**WHAT IS BEING ASKED:** Give every line below again, exactly.

**GIVEN DATA:**
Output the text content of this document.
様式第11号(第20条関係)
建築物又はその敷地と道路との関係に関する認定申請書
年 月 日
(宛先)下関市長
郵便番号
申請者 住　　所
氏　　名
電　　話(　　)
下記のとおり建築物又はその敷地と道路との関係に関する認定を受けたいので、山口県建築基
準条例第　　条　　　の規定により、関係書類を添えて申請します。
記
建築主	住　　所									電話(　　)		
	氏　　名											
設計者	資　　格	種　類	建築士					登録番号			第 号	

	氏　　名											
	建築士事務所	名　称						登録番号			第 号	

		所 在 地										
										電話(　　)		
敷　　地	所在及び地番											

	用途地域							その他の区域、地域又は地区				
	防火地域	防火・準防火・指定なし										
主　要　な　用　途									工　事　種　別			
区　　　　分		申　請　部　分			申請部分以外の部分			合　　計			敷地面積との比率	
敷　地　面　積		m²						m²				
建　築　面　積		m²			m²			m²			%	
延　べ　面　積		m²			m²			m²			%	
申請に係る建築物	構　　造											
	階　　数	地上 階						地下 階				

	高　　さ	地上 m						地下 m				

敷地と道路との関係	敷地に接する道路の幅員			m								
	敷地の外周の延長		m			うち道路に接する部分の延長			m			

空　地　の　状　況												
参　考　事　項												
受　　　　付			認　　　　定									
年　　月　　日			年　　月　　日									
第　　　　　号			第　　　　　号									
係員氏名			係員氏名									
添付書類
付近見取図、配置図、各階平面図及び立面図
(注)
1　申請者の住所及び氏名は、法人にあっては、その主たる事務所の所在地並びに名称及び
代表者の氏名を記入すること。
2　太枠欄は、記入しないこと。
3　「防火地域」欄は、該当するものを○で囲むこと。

**TASK RESULT:**
Output the text content of this document.
様式第11号(第20条関係)
建築物又はその敷地と道路との関係に関する認定申請書
年 月 日
(宛先)下関市長
郵便番号
申請者 住　　所
氏　　名
電　　話(　　)
下記のとおり建築物又はその敷地と道路との関係に関する認定を受けたいので、山口県建築基
準条例第　　条　　　の規定により、関係書類を添えて申請します。
記
建築主	住　　所									電話(　　)		
	氏　　名											
設計者	資　　格	種　類	建築士					登録番号			第 号	

	氏　　名											
	建築士事務所	名　称						登録番号			第 号	

		所 在 地										
										電話(　　)		
敷　　地	所在及び地番											

	用途地域							その他の区域、地域又は地区				
	防火地域	防火・準防火・指定なし										
主　要　な　用　途									工　事　種　別			
区　　　　分		申　請　部　分			申請部分以外の部分			合　　計			敷地面積との比率	
敷　地　面　積		m²						m²				
建　築　面　積		m²			m²			m²			%	
延　べ　面　積		m²			m²			m²			%	
申請に係る建築物	構　　造											
	階　　数	地上 階						地下 階				

	高　　さ	地上 m						地下 m				

敷地と道路との関係	敷地に接する道路の幅員			m								
	敷地の外周の延長		m			うち道路に接する部分の延長			m			

空　地　の　状　況												
参　考　事　項												
受　　　　付			認　　　　定									
年　　月　　日			年　　月　　日									
第　　　　　号			第　　　　　号									
係員氏名			係員氏名									
添付書類
付近見取図、配置図、各階平面図及び立面図
(注)
1　申請者の住所及び氏名は、法人にあっては、その主たる事務所の所在地並びに名称及び
代表者の氏名を記入すること。
2　太枠欄は、記入しないこと。
3　「防火地域」欄は、該当するものを○で囲むこと。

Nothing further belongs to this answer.